__OBJETIVO 1__. Devolva sem nenhuma alteração as linhas dos registros que começam na que contém "Extract all elements" e terminam na que contém "previous-message-edge (130, 188, 660, 194)", incluindo as duas.

__TRECHO FORNECIDO__.
* * *
O diálogo é certamente importante, mas, numa situação anormal como a brasileira, a área de diálogo é muito restrita. Se quero falar sobre a filosofia de Eric Voegelin, de Xavier Zubiri, sobre as últimas pesquisas em torno de Aristóteles ou sobre religiões comparadas, quase não há com quem conversar no ambiente acadêmico paulista e carioca. Não posso ter diálogo com uns coitados que só leram Marx, Nietzsche e Derrida, e que acreditam, para valer, que Florestan Fernandes é um grande pensador. O ambiente acadêmico é provinciano, limitado, inculto, fanatizado, padronizado e, por autodefesa de fracote, arrogante. Não há conversa inteligente que possa subsistir aí.

O sr. tem assumido publicamente posições que o vinculam à vertente ideológica conservadora. Esse fato pode ser deduzido de sua perspectiva filosófica, ou se trata exatamente do contrário?

Você deveria perguntar isso àqueles que “me vinculam” a essa corrente. Da minha parte, asseguro que não sou um ideólogo de maneira alguma. A crítica radical que faço à ideologia dominante nos nossos meios intelectuais não implica a filiação a qualquer outra ideologia. Aliás, a crença mesma de que uma ideologia só possa ser criticada desde outra ideologia é um dogma comunista perfeitamente inaceitável. Para além das ideologias há a ciência e a filosofia, e elas dão base suficiente para uma crítica supra-ideológica de qualquer ideologia. Pessoas que dizem o contrário não têm experiência pessoal suficiente da ciência ou da filosofia, já entraram na vida adulta intoxicadas de ideologia e imaginam que, fora do poço que habitam, não existe nada.
* * *
__REGISTROS DISPONÍVEIS__.
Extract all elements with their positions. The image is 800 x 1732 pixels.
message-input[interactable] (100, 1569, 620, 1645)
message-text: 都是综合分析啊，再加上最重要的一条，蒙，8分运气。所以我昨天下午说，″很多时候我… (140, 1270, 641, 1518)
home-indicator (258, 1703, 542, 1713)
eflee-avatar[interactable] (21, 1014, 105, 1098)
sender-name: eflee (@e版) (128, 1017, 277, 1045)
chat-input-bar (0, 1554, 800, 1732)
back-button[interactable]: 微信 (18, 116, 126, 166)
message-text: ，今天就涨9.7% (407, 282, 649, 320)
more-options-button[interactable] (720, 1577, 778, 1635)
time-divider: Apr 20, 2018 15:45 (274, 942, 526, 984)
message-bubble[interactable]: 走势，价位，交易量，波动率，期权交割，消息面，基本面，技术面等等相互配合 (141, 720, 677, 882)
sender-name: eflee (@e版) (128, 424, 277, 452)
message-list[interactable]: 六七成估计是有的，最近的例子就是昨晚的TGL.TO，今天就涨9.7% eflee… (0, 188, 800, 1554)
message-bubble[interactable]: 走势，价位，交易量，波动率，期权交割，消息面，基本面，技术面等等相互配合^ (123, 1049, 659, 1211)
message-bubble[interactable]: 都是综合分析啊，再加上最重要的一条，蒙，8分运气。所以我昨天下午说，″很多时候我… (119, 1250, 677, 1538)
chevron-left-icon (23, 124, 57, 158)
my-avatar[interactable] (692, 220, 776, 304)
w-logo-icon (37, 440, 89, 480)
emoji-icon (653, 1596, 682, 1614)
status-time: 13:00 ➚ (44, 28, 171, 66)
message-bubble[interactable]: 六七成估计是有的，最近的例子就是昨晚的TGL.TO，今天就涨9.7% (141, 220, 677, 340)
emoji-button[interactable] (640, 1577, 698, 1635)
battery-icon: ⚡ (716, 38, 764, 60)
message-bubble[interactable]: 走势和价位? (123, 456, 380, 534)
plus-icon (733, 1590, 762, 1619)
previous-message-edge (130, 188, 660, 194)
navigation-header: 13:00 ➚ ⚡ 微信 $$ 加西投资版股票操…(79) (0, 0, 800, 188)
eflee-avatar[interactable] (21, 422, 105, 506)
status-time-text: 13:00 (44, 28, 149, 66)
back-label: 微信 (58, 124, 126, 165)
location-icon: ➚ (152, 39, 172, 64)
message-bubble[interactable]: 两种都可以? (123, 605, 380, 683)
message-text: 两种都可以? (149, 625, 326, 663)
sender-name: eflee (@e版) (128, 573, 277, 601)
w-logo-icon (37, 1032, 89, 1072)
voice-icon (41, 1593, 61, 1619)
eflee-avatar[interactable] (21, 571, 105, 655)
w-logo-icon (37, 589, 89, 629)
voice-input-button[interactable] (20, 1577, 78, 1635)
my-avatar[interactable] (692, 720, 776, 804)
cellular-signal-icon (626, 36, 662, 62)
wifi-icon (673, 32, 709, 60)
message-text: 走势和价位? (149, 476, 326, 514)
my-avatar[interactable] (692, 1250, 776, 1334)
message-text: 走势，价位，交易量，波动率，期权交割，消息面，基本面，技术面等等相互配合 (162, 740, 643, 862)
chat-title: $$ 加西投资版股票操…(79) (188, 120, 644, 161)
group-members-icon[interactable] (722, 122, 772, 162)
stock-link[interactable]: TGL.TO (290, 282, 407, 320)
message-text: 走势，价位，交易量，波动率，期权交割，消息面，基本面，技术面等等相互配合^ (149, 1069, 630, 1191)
* * *
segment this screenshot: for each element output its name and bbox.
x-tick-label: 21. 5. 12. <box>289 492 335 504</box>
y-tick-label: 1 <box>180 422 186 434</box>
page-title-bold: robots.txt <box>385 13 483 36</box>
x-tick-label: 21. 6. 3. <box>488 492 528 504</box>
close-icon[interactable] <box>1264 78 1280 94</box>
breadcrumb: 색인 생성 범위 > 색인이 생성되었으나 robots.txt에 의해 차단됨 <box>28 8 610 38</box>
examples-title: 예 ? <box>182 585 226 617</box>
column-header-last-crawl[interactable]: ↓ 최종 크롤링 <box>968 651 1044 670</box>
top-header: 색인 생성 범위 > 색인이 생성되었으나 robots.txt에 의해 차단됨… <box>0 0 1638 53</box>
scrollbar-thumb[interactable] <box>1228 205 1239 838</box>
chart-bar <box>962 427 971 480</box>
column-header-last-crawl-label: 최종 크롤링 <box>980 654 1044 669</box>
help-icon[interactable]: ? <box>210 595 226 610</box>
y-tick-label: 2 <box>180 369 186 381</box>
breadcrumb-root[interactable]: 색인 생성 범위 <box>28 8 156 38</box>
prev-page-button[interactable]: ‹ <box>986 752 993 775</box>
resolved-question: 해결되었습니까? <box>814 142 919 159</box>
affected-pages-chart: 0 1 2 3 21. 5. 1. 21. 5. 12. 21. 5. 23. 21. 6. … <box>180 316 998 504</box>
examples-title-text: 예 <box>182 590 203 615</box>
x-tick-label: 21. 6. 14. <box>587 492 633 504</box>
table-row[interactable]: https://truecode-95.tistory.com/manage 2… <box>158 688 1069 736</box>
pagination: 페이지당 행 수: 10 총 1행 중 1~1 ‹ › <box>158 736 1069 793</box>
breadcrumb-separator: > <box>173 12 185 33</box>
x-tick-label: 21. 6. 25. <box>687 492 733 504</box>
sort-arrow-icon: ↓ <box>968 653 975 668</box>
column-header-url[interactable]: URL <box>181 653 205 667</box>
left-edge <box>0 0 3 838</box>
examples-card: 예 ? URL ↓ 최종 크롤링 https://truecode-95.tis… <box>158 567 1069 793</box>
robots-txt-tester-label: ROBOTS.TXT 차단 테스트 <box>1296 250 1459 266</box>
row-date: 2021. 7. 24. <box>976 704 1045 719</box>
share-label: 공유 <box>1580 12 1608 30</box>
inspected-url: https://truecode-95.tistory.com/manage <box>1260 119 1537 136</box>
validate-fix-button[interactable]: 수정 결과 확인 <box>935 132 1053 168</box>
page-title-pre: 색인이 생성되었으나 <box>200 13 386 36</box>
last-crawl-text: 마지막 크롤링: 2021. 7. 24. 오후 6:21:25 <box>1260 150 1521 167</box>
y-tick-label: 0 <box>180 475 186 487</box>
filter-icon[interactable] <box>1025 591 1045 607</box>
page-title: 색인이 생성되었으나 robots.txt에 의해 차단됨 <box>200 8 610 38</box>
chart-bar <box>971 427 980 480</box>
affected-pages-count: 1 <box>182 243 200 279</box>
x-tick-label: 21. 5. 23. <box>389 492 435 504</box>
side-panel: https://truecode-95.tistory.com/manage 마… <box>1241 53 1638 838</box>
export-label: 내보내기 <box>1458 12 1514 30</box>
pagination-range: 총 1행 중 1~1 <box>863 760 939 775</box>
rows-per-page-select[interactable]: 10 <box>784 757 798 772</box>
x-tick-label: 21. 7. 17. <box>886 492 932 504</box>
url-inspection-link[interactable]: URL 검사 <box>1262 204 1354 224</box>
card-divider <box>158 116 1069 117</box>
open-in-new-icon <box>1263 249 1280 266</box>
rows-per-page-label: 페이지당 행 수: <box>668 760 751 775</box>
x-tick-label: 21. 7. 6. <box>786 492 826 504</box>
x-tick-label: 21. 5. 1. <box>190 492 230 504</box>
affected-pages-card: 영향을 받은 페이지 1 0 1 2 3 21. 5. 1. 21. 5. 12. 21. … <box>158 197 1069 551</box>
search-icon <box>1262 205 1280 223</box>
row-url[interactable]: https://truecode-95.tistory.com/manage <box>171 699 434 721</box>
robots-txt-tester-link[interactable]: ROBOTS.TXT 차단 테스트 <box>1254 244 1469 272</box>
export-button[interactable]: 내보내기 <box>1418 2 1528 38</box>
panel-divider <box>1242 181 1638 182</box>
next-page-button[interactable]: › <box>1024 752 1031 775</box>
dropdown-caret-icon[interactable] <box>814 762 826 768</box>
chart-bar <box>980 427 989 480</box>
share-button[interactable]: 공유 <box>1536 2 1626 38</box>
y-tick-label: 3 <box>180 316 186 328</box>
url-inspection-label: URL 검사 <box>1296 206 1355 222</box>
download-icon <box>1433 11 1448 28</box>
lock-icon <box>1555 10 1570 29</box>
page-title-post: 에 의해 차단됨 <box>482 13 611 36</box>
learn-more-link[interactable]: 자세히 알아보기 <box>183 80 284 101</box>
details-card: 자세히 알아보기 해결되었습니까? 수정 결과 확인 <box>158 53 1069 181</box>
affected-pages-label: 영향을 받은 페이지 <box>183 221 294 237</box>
* * *
__OBJETIVO 2__. Redigite fielmente a parte do trecho fornecido que começa em "O sr. tem assumido" e termina em "exatamente do contrário?".

__RESPOSTA CORRETA 1__.
Extract all elements with their positions. The image is 800 x 1732 pixels.
message-input[interactable] (100, 1569, 620, 1645)
message-text: 都是综合分析啊，再加上最重要的一条，蒙，8分运气。所以我昨天下午说，″很多时候我… (140, 1270, 641, 1518)
home-indicator (258, 1703, 542, 1713)
eflee-avatar[interactable] (21, 1014, 105, 1098)
sender-name: eflee (@e版) (128, 1017, 277, 1045)
chat-input-bar (0, 1554, 800, 1732)
back-button[interactable]: 微信 (18, 116, 126, 166)
message-text: ，今天就涨9.7% (407, 282, 649, 320)
more-options-button[interactable] (720, 1577, 778, 1635)
time-divider: Apr 20, 2018 15:45 (274, 942, 526, 984)
message-bubble[interactable]: 走势，价位，交易量，波动率，期权交割，消息面，基本面，技术面等等相互配合 (141, 720, 677, 882)
sender-name: eflee (@e版) (128, 424, 277, 452)
message-list[interactable]: 六七成估计是有的，最近的例子就是昨晚的TGL.TO，今天就涨9.7% eflee… (0, 188, 800, 1554)
message-bubble[interactable]: 走势，价位，交易量，波动率，期权交割，消息面，基本面，技术面等等相互配合^ (123, 1049, 659, 1211)
message-bubble[interactable]: 都是综合分析啊，再加上最重要的一条，蒙，8分运气。所以我昨天下午说，″很多时候我… (119, 1250, 677, 1538)
chevron-left-icon (23, 124, 57, 158)
my-avatar[interactable] (692, 220, 776, 304)
w-logo-icon (37, 440, 89, 480)
emoji-icon (653, 1596, 682, 1614)
status-time: 13:00 ➚ (44, 28, 171, 66)
message-bubble[interactable]: 六七成估计是有的，最近的例子就是昨晚的TGL.TO，今天就涨9.7% (141, 220, 677, 340)
emoji-button[interactable] (640, 1577, 698, 1635)
battery-icon: ⚡ (716, 38, 764, 60)
message-bubble[interactable]: 走势和价位? (123, 456, 380, 534)
plus-icon (733, 1590, 762, 1619)
previous-message-edge (130, 188, 660, 194)

__RESPOSTA CORRETA 2__.
O sr. tem assumido publicamente posições que o vinculam à vertente ideológica conservadora. Esse fato pode ser deduzido de sua perspectiva filosófica, ou se trata exatamente do contrário?